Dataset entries
___

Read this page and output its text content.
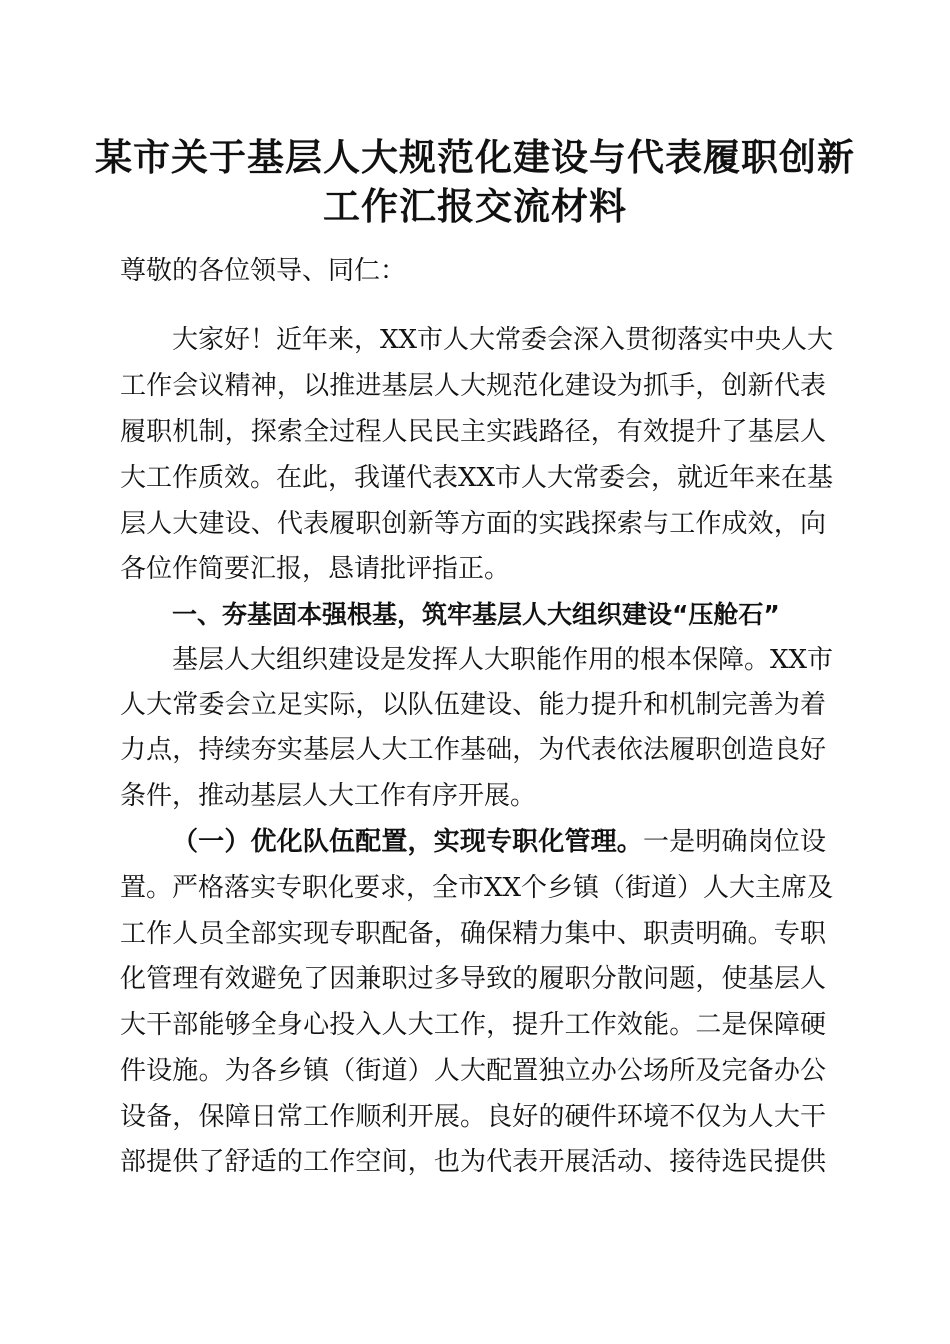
某市关于基层人大规范化建设与代表履职创新
工作汇报交流材料
尊敬的各位领导、同仁：
大家好！近年来，XX市人大常委会深入贯彻落实中央人大
工作会议精神，以推进基层人大规范化建设为抓手，创新代表
履职机制，探索全过程人民民主实践路径，有效提升了基层人
大工作质效。在此，我谨代表XX市人大常委会，就近年来在基
层人大建设、代表履职创新等方面的实践探索与工作成效，向
各位作简要汇报，恳请批评指正。
一、夯基固本强根基，筑牢基层人大组织建设“压舱石”
基层人大组织建设是发挥人大职能作用的根本保障。XX市
人大常委会立足实际，以队伍建设、能力提升和机制完善为着
力点，持续夯实基层人大工作基础，为代表依法履职创造良好
条件，推动基层人大工作有序开展。
（一）优化队伍配置，实现专职化管理。一是明确岗位设
置。严格落实专职化要求，全市XX个乡镇（街道）人大主席及
工作人员全部实现专职配备，确保精力集中、职责明确。专职
化管理有效避免了因兼职过多导致的履职分散问题，使基层人
大干部能够全身心投入人大工作，提升工作效能。二是保障硬
件设施。为各乡镇（街道）人大配置独立办公场所及完备办公
设备，保障日常工作顺利开展。良好的硬件环境不仅为人大干
部提供了舒适的工作空间，也为代表开展活动、接待选民提供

___

• **YOUR TASK**
Leave images out of the retyped records; keep all else exact.

• **THE REPLY**
Read this page and output its text content.
某市关于基层人大规范化建设与代表履职创新
工作汇报交流材料
尊敬的各位领导、同仁：
大家好！近年来，XX市人大常委会深入贯彻落实中央人大
工作会议精神，以推进基层人大规范化建设为抓手，创新代表
履职机制，探索全过程人民民主实践路径，有效提升了基层人
大工作质效。在此，我谨代表XX市人大常委会，就近年来在基
层人大建设、代表履职创新等方面的实践探索与工作成效，向
各位作简要汇报，恳请批评指正。
一、夯基固本强根基，筑牢基层人大组织建设“压舱石”
基层人大组织建设是发挥人大职能作用的根本保障。XX市
人大常委会立足实际，以队伍建设、能力提升和机制完善为着
力点，持续夯实基层人大工作基础，为代表依法履职创造良好
条件，推动基层人大工作有序开展。
（一）优化队伍配置，实现专职化管理。一是明确岗位设
置。严格落实专职化要求，全市XX个乡镇（街道）人大主席及
工作人员全部实现专职配备，确保精力集中、职责明确。专职
化管理有效避免了因兼职过多导致的履职分散问题，使基层人
大干部能够全身心投入人大工作，提升工作效能。二是保障硬
件设施。为各乡镇（街道）人大配置独立办公场所及完备办公
设备，保障日常工作顺利开展。良好的硬件环境不仅为人大干
部提供了舒适的工作空间，也为代表开展活动、接待选民提供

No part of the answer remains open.